- **Task details**
Work out how many lines of the listing hold the string "JSON", then answer with that number and nothing else.

- **Records to process**
╭──
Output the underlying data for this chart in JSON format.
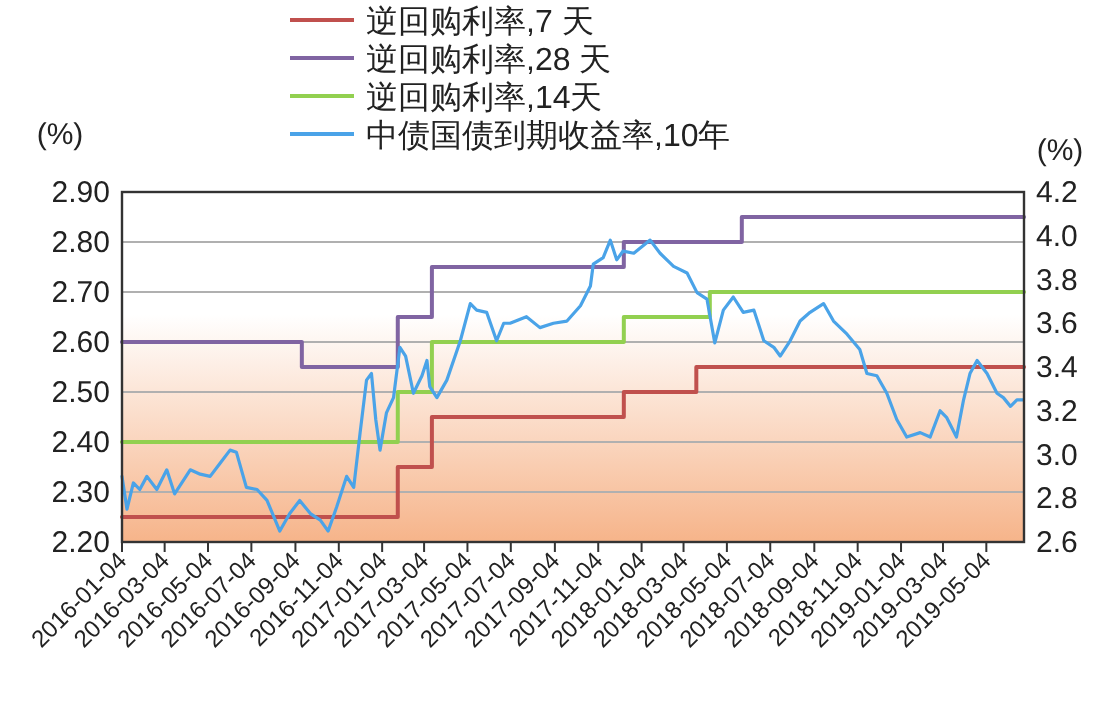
{
  "chart_data": {
    "type": "line",
    "ylabel": "(%)",
    "y2label": "(%)",
    "grid": "y",
    "legend": "top",
    "xlim": [
      "2016-01-04",
      "2019-06-26"
    ],
    "xticks": [
      "2016-01-04",
      "2016-03-04",
      "2016-05-04",
      "2016-07-04",
      "2016-09-04",
      "2016-11-04",
      "2017-01-04",
      "2017-03-04",
      "2017-05-04",
      "2017-07-04",
      "2017-09-04",
      "2017-11-04",
      "2018-01-04",
      "2018-03-04",
      "2018-05-04",
      "2018-07-04",
      "2018-09-04",
      "2018-11-04",
      "2019-01-04",
      "2019-03-04",
      "2019-05-04"
    ],
    "ylim": [
      2.2,
      2.9
    ],
    "yticks": [
      {
        "value": 2.2,
        "label": "2.20"
      },
      {
        "value": 2.3,
        "label": "2.30"
      },
      {
        "value": 2.4,
        "label": "2.40"
      },
      {
        "value": 2.5,
        "label": "2.50"
      },
      {
        "value": 2.6,
        "label": "2.60"
      },
      {
        "value": 2.7,
        "label": "2.70"
      },
      {
        "value": 2.8,
        "label": "2.80"
      },
      {
        "value": 2.9,
        "label": "2.90"
      }
    ],
    "y2lim": [
      2.6,
      4.2
    ],
    "y2ticks": [
      2.6,
      2.8,
      {
        "value": 3.0,
        "label": "3.0"
      },
      3.2,
      3.4,
      3.6,
      3.8,
      {
        "value": 4.0,
        "label": "4.0"
      },
      4.2
    ],
    "series": [
      {
        "name": "逆回购利率,7 天",
        "type": "step",
        "color": "#c0504d",
        "x": [
          "2016-01-04",
          "2017-01-26",
          "2017-03-15",
          "2017-12-10",
          "2018-03-22",
          "2019-06-26"
        ],
        "values": [
          2.25,
          2.35,
          2.45,
          2.5,
          2.55,
          2.55
        ]
      },
      {
        "name": "逆回购利率,28 天",
        "type": "step",
        "color": "#8064a2",
        "x": [
          "2016-01-04",
          "2016-09-13",
          "2017-01-26",
          "2017-03-15",
          "2017-12-10",
          "2018-05-25",
          "2019-06-26"
        ],
        "values": [
          2.6,
          2.55,
          2.65,
          2.75,
          2.8,
          2.85,
          2.85
        ]
      },
      {
        "name": "逆回购利率,14天",
        "type": "step",
        "color": "#92d050",
        "x": [
          "2016-01-04",
          "2017-01-26",
          "2017-03-15",
          "2017-12-10",
          "2018-04-10",
          "2019-06-26"
        ],
        "values": [
          2.4,
          2.5,
          2.6,
          2.65,
          2.7,
          2.7
        ]
      },
      {
        "name": "中债国债到期收益率,10年",
        "type": "line",
        "axis": "y2",
        "color": "#4aa3e8",
        "x": [
          "2016-01-04",
          "2016-01-11",
          "2016-01-20",
          "2016-01-29",
          "2016-02-08",
          "2016-02-22",
          "2016-03-07",
          "2016-03-18",
          "2016-04-09",
          "2016-04-23",
          "2016-05-07",
          "2016-05-21",
          "2016-06-04",
          "2016-06-13",
          "2016-06-27",
          "2016-07-12",
          "2016-07-26",
          "2016-08-13",
          "2016-08-27",
          "2016-09-10",
          "2016-09-25",
          "2016-10-09",
          "2016-10-20",
          "2016-11-01",
          "2016-11-15",
          "2016-11-25",
          "2016-12-04",
          "2016-12-13",
          "2016-12-20",
          "2016-12-26",
          "2017-01-01",
          "2017-01-10",
          "2017-01-20",
          "2017-01-29",
          "2017-02-06",
          "2017-02-17",
          "2017-03-01",
          "2017-03-08",
          "2017-03-12",
          "2017-03-22",
          "2017-04-05",
          "2017-04-24",
          "2017-05-08",
          "2017-05-17",
          "2017-05-31",
          "2017-06-14",
          "2017-06-24",
          "2017-07-03",
          "2017-07-26",
          "2017-08-14",
          "2017-09-02",
          "2017-09-21",
          "2017-10-10",
          "2017-10-24",
          "2017-10-28",
          "2017-11-11",
          "2017-11-21",
          "2017-11-30",
          "2017-12-09",
          "2017-12-24",
          "2018-01-16",
          "2018-01-30",
          "2018-02-18",
          "2018-03-09",
          "2018-03-23",
          "2018-04-06",
          "2018-04-17",
          "2018-04-29",
          "2018-05-13",
          "2018-05-27",
          "2018-06-11",
          "2018-06-25",
          "2018-07-09",
          "2018-07-18",
          "2018-08-01",
          "2018-08-15",
          "2018-08-29",
          "2018-09-17",
          "2018-10-01",
          "2018-10-20",
          "2018-11-07",
          "2018-11-17",
          "2018-12-01",
          "2018-12-15",
          "2018-12-29",
          "2019-01-12",
          "2019-01-31",
          "2019-02-14",
          "2019-02-28",
          "2019-03-09",
          "2019-03-23",
          "2019-04-02",
          "2019-04-11",
          "2019-04-21",
          "2019-05-05",
          "2019-05-19",
          "2019-05-28",
          "2019-06-07",
          "2019-06-16",
          "2019-06-25"
        ],
        "values": [
          2.9,
          2.75,
          2.87,
          2.84,
          2.9,
          2.84,
          2.93,
          2.82,
          2.93,
          2.91,
          2.9,
          2.96,
          3.02,
          3.01,
          2.85,
          2.84,
          2.79,
          2.65,
          2.73,
          2.79,
          2.73,
          2.7,
          2.65,
          2.76,
          2.9,
          2.85,
          3.1,
          3.34,
          3.37,
          3.16,
          3.02,
          3.19,
          3.26,
          3.49,
          3.45,
          3.28,
          3.36,
          3.43,
          3.31,
          3.26,
          3.34,
          3.52,
          3.69,
          3.66,
          3.65,
          3.52,
          3.6,
          3.6,
          3.63,
          3.58,
          3.6,
          3.61,
          3.68,
          3.77,
          3.87,
          3.9,
          3.98,
          3.89,
          3.93,
          3.92,
          3.98,
          3.92,
          3.86,
          3.83,
          3.74,
          3.71,
          3.51,
          3.66,
          3.72,
          3.65,
          3.66,
          3.52,
          3.49,
          3.45,
          3.52,
          3.61,
          3.65,
          3.69,
          3.61,
          3.55,
          3.48,
          3.37,
          3.36,
          3.28,
          3.16,
          3.08,
          3.1,
          3.08,
          3.2,
          3.17,
          3.08,
          3.25,
          3.37,
          3.43,
          3.37,
          3.28,
          3.26,
          3.22,
          3.25,
          3.25
        ]
      }
    ]
  }
}
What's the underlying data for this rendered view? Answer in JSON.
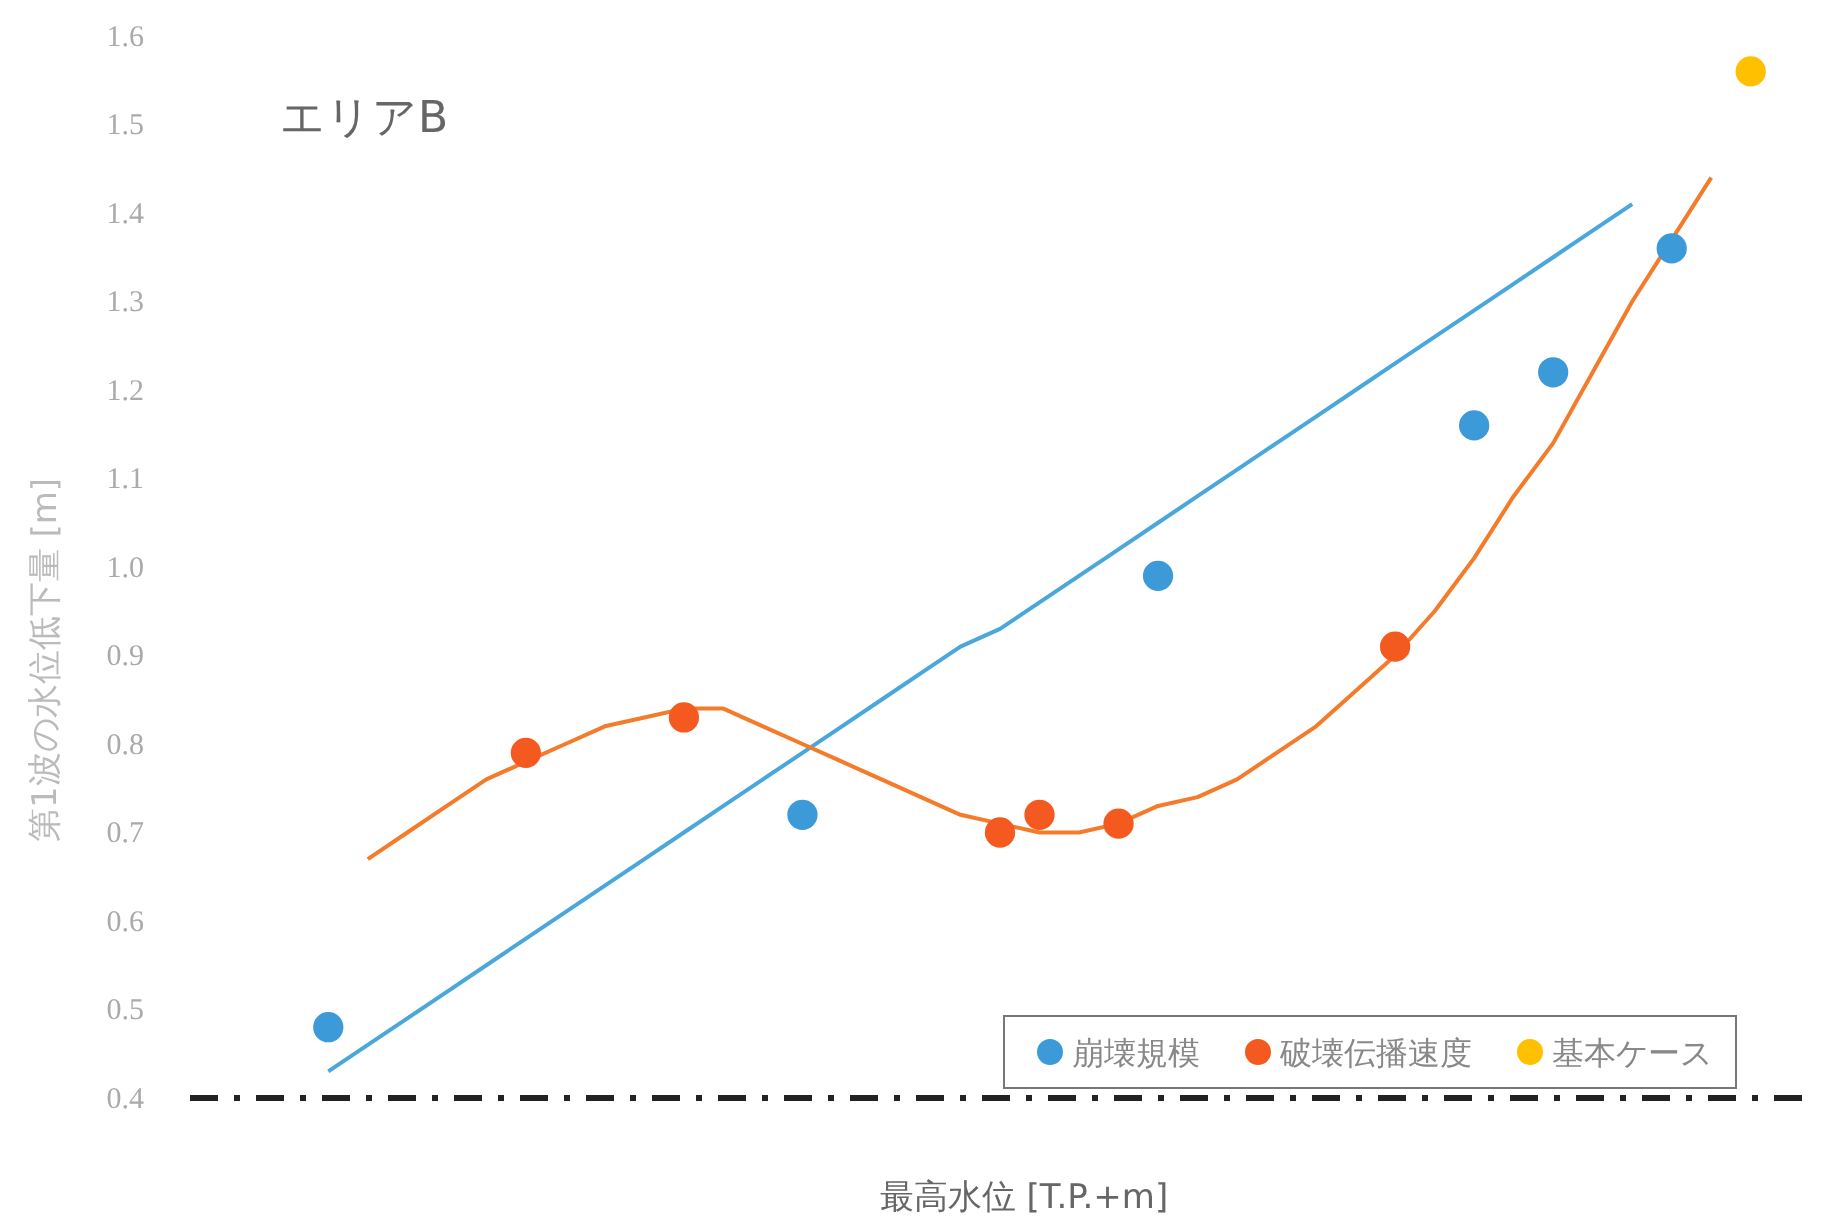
{
  "chart_data": {
    "type": "scatter",
    "title": "エリアB",
    "xlabel": "最高水位 [T.P.+m]",
    "ylabel": "第1波の水位低下量 [m]",
    "categories": [
      null,
      null,
      null,
      null,
      null,
      null,
      null,
      null,
      null,
      null,
      null,
      null,
      null,
      null,
      null,
      null,
      null,
      null,
      null,
      null,
      null,
      null,
      null,
      null,
      null,
      null,
      null,
      null,
      null,
      null,
      null,
      null,
      null,
      null,
      null,
      null,
      null,
      null,
      null,
      null,
      null
    ],
    "ylim": [
      0.4,
      1.6
    ],
    "yticks": [
      0.4,
      0.5,
      0.6,
      0.7,
      0.8,
      0.9,
      {
        "value": 1.0,
        "label": "1.0"
      },
      1.1,
      1.2,
      1.3,
      1.4,
      1.5,
      1.6
    ],
    "tick_labels": "y",
    "grid": false,
    "legend": "bottom right",
    "marker": "circle",
    "series": [
      {
        "type": "line",
        "marker": "none",
        "color": "#4aa7dc",
        "values": [
          null,
          null,
          null,
          0.43,
          0.46,
          0.49,
          0.52,
          0.55,
          0.58,
          0.61,
          0.64,
          0.67,
          0.7,
          0.73,
          0.76,
          0.79,
          0.82,
          0.85,
          0.88,
          0.91,
          0.93,
          0.96,
          0.99,
          1.02,
          1.05,
          1.08,
          1.11,
          1.14,
          1.17,
          1.2,
          1.23,
          1.26,
          1.29,
          1.32,
          1.35,
          1.38,
          1.41,
          null,
          null,
          null,
          null
        ]
      },
      {
        "type": "line",
        "marker": "none",
        "color": "#f47b2a",
        "values": [
          null,
          null,
          null,
          null,
          0.67,
          0.7,
          0.73,
          0.76,
          0.78,
          0.8,
          0.82,
          0.83,
          0.84,
          0.84,
          0.82,
          0.8,
          0.78,
          0.76,
          0.74,
          0.72,
          0.71,
          0.7,
          0.7,
          0.71,
          0.73,
          0.74,
          0.76,
          0.79,
          0.82,
          0.86,
          0.9,
          0.95,
          1.01,
          1.08,
          1.14,
          1.22,
          1.3,
          1.37,
          1.44,
          null,
          null
        ]
      },
      {
        "name": "崩壊規模",
        "color": "#3d9ad8",
        "values": [
          null,
          null,
          null,
          0.48,
          null,
          null,
          null,
          null,
          null,
          null,
          null,
          null,
          null,
          null,
          null,
          0.72,
          null,
          null,
          null,
          null,
          null,
          null,
          null,
          null,
          0.99,
          null,
          null,
          null,
          null,
          null,
          null,
          null,
          1.16,
          null,
          1.22,
          null,
          null,
          1.36,
          null,
          null,
          null
        ]
      },
      {
        "name": "破壊伝播速度",
        "color": "#f45a1f",
        "values": [
          null,
          null,
          null,
          null,
          null,
          null,
          null,
          null,
          0.79,
          null,
          null,
          null,
          0.83,
          null,
          null,
          null,
          null,
          null,
          null,
          null,
          0.7,
          0.72,
          null,
          0.71,
          null,
          null,
          null,
          null,
          null,
          null,
          0.91,
          null,
          null,
          null,
          null,
          null,
          null,
          null,
          null,
          null,
          null
        ]
      },
      {
        "name": "基本ケース",
        "color": "#ffc000",
        "values": [
          null,
          null,
          null,
          null,
          null,
          null,
          null,
          null,
          null,
          null,
          null,
          null,
          null,
          null,
          null,
          null,
          null,
          null,
          null,
          null,
          null,
          null,
          null,
          null,
          null,
          null,
          null,
          null,
          null,
          null,
          null,
          null,
          null,
          null,
          null,
          null,
          null,
          null,
          null,
          1.56,
          null
        ]
      }
    ]
  }
}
╰──
- **Reply to the task**
2